#### Figure dataset records:
########################################

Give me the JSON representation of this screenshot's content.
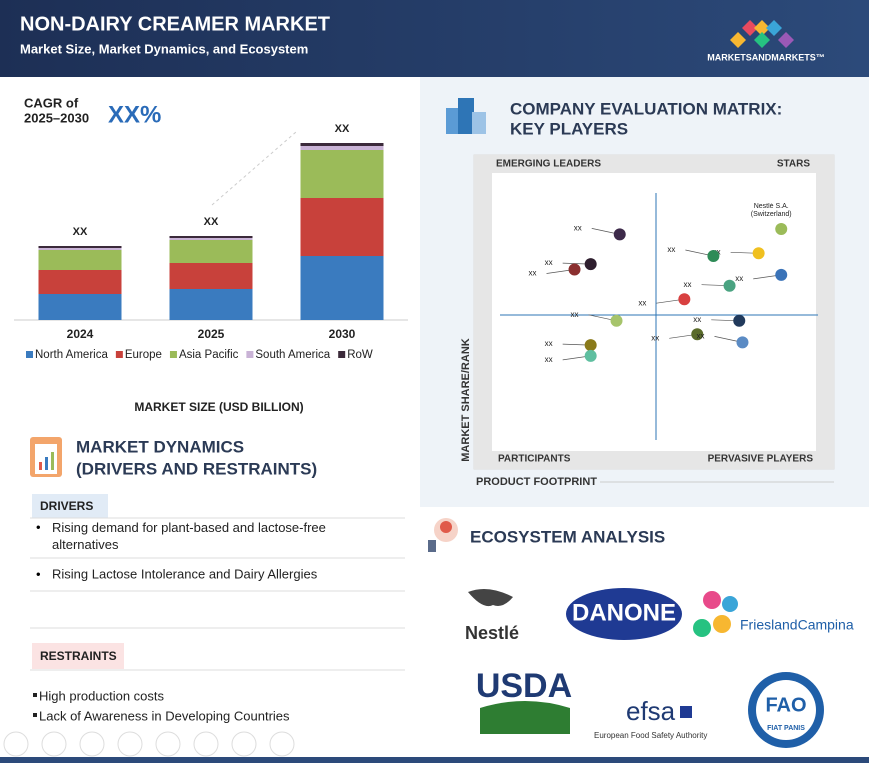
{
  "header": {
    "title": "NON-DAIRY CREAMER MARKET",
    "subtitle": "Market Size, Market Dynamics, and Ecosystem",
    "brand": "MARKETSANDMARKETS™"
  },
  "chart_data": [
    {
      "type": "bar",
      "stacked": true,
      "cagr_label": "CAGR of",
      "cagr_period": "2025–2030",
      "cagr_value": "XX%",
      "categories": [
        "2024",
        "2025",
        "2030"
      ],
      "series": [
        {
          "name": "North America",
          "color": "#3a7bbf",
          "values": [
            26,
            31,
            64
          ]
        },
        {
          "name": "Europe",
          "color": "#c8413b",
          "values": [
            24,
            26,
            58
          ]
        },
        {
          "name": "Asia Pacific",
          "color": "#9bbb59",
          "values": [
            20,
            23,
            48
          ]
        },
        {
          "name": "South America",
          "color": "#c9b3d6",
          "values": [
            2,
            2,
            4
          ]
        },
        {
          "name": "RoW",
          "color": "#3b2a3a",
          "values": [
            2,
            2,
            3
          ]
        }
      ],
      "total_labels": [
        "XX",
        "XX",
        "XX"
      ],
      "x_title": "MARKET SIZE (USD BILLION)"
    },
    {
      "type": "scatter",
      "title": "COMPANY EVALUATION MATRIX:",
      "title2": "KEY PLAYERS",
      "quadrants": [
        "EMERGING LEADERS",
        "STARS",
        "PARTICIPANTS",
        "PERVASIVE PLAYERS"
      ],
      "x_label": "PRODUCT FOOTPRINT",
      "y_label": "MARKET SHARE/RANK",
      "x": [
        38,
        29,
        24,
        88,
        81,
        88,
        67,
        72,
        58,
        37,
        75,
        62,
        76,
        29,
        29
      ],
      "values": [
        78,
        67,
        65,
        80,
        71,
        63,
        70,
        59,
        54,
        46,
        46,
        41,
        38,
        37,
        33
      ],
      "colors": [
        "#3d2a4a",
        "#2e1e2e",
        "#8b2f2f",
        "#9bbb59",
        "#f0c020",
        "#3a73b8",
        "#2e8b57",
        "#4aa381",
        "#d84040",
        "#a6c46b",
        "#213a5c",
        "#5a6b2a",
        "#5b8bc4",
        "#8a7a1a",
        "#5fbfa0"
      ],
      "point_labels": [
        "xx",
        "xx",
        "xx",
        "Nestlé S.A. (Switzerland)",
        "xx",
        "xx",
        "xx",
        "xx",
        "xx",
        "xx",
        "xx",
        "xx",
        "xx",
        "xx",
        "xx"
      ]
    }
  ],
  "dynamics": {
    "title": "MARKET DYNAMICS",
    "subtitle": "(DRIVERS AND RESTRAINTS)",
    "drivers": {
      "heading": "DRIVERS",
      "items": [
        "Rising demand for plant-based and lactose-free alternatives",
        "Rising Lactose Intolerance and Dairy Allergies"
      ]
    },
    "restraints": {
      "heading": "RESTRAINTS",
      "items": [
        "High production costs",
        "Lack of Awareness in Developing Countries"
      ]
    }
  },
  "ecosystem": {
    "title": "ECOSYSTEM ANALYSIS",
    "logos": [
      "Nestlé",
      "DANONE",
      "FrieslandCampina",
      "USDA",
      "efsa",
      "European Food Safety Authority",
      "FAO",
      "FIAT PANIS"
    ]
  }
}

########################################

#### Exercise:
Scan the material above. Copy each line that holds the word "Rising".

#### Output:
        "Rising demand for plant-based and lactose-free alternatives",
        "Rising Lactose Intolerance and Dairy Allergies"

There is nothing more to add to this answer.